What this exercise asks —
#1 In the getfem tripod post, what does the green region in the input mesh screenshot show?
#2 Go on with the getfem tripod post's C++ simulation code, starting right after its last line shown.

Text excerpt —
---+---

I have tried to convert the tripod example (from
http://download.gna.org/getfem/doc/getfem_matlab/gfm_12.html) from the matlab interface to the C++ interface.
The attached Screenshots show input mesh (green region is TOP, boundary), and the (very noisy) output mesh)
Any suggestion about errors in my code would be great. Maybe the last lines, where I update the positions of the nodes are incorrect, but I don't know the correct choice!
...
And here my simulation Code:
Precondition: The tripod mesh is loaded to m_mesh, and the boundaries (TOP,BOTTOM) are initialized. This is done with a GUI.
std::cout << "MESH:" << std::endl;
std::cout << " Nodes: " << m_mesh.nb_points() << std::endl;
std::cout << " Convex: " << m_mesh.nb_convex() << std::endl;
bool LINEAR = true;
bool INCOMPRESSIBLE = false;
int TOP = 0;
int BOTTOM = 1;
getfem::mesh_fem mfu(m_mesh, 3); //mesh-fem supporting a 3D-vector field
getfem::mesh_fem mfd(m_mesh, 1); //scalar mesh_fem, for data fields.

---+---

Page element annotations:
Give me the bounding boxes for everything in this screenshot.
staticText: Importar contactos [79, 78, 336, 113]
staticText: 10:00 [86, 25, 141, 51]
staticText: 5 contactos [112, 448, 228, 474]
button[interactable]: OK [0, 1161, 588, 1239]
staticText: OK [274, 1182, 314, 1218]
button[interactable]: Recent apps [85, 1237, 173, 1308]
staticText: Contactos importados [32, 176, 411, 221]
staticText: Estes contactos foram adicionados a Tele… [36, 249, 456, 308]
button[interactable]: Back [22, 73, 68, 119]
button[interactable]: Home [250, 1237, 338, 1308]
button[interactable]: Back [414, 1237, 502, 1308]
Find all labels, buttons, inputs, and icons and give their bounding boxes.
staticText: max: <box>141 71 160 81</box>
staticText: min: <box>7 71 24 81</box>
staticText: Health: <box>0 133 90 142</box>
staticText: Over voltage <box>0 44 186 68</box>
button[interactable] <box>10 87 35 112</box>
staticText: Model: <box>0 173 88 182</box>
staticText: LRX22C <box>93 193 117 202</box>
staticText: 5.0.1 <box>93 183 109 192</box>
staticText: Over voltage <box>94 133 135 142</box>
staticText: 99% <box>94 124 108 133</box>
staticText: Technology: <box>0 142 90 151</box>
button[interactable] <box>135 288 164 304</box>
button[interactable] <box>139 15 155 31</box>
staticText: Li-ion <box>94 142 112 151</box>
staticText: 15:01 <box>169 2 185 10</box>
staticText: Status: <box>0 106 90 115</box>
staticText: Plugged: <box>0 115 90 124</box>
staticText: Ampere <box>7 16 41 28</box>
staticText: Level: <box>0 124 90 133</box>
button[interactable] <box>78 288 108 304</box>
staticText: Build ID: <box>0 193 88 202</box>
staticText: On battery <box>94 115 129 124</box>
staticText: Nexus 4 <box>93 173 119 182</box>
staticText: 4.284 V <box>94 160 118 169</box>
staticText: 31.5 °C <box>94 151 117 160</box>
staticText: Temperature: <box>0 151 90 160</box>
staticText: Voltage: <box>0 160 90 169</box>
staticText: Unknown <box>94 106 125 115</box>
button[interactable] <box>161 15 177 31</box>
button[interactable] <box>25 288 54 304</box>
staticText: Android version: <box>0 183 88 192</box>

---+---

Outputs by task —
#1 The green region is TOP, a boundary.

#2
//the mesh_im stores the integration methods for each tetrahedron
getfem::mesh_im mim(m_mesh);
mim.set_integration_method(getfem::int_method_descriptor("IM_TETRAHEDRON(5)"));
//we choose a P2 fem for the main unknown
mfu.set_finite_element(getfem::fem_descriptor("FEM_PK(3,2)"));
//the material is homogeneous, hence we use a P0 fem for the data
mfd.set_finite_element(getfem::fem_descriptor("FEM_PK(3,0)"));
//boundary stuff
//ensure top is boundary 0, bottom is boundary 1
//Lamé coefficient
double E = 1000;
double Nu = 0.3;
//set the Lame coefficients
double lambda = E*Nu/((1+Nu)*(1-2*Nu));
double mu = E/(2*(1+Nu));
//create a meshfem for the pressure field (used if incompressible = 0)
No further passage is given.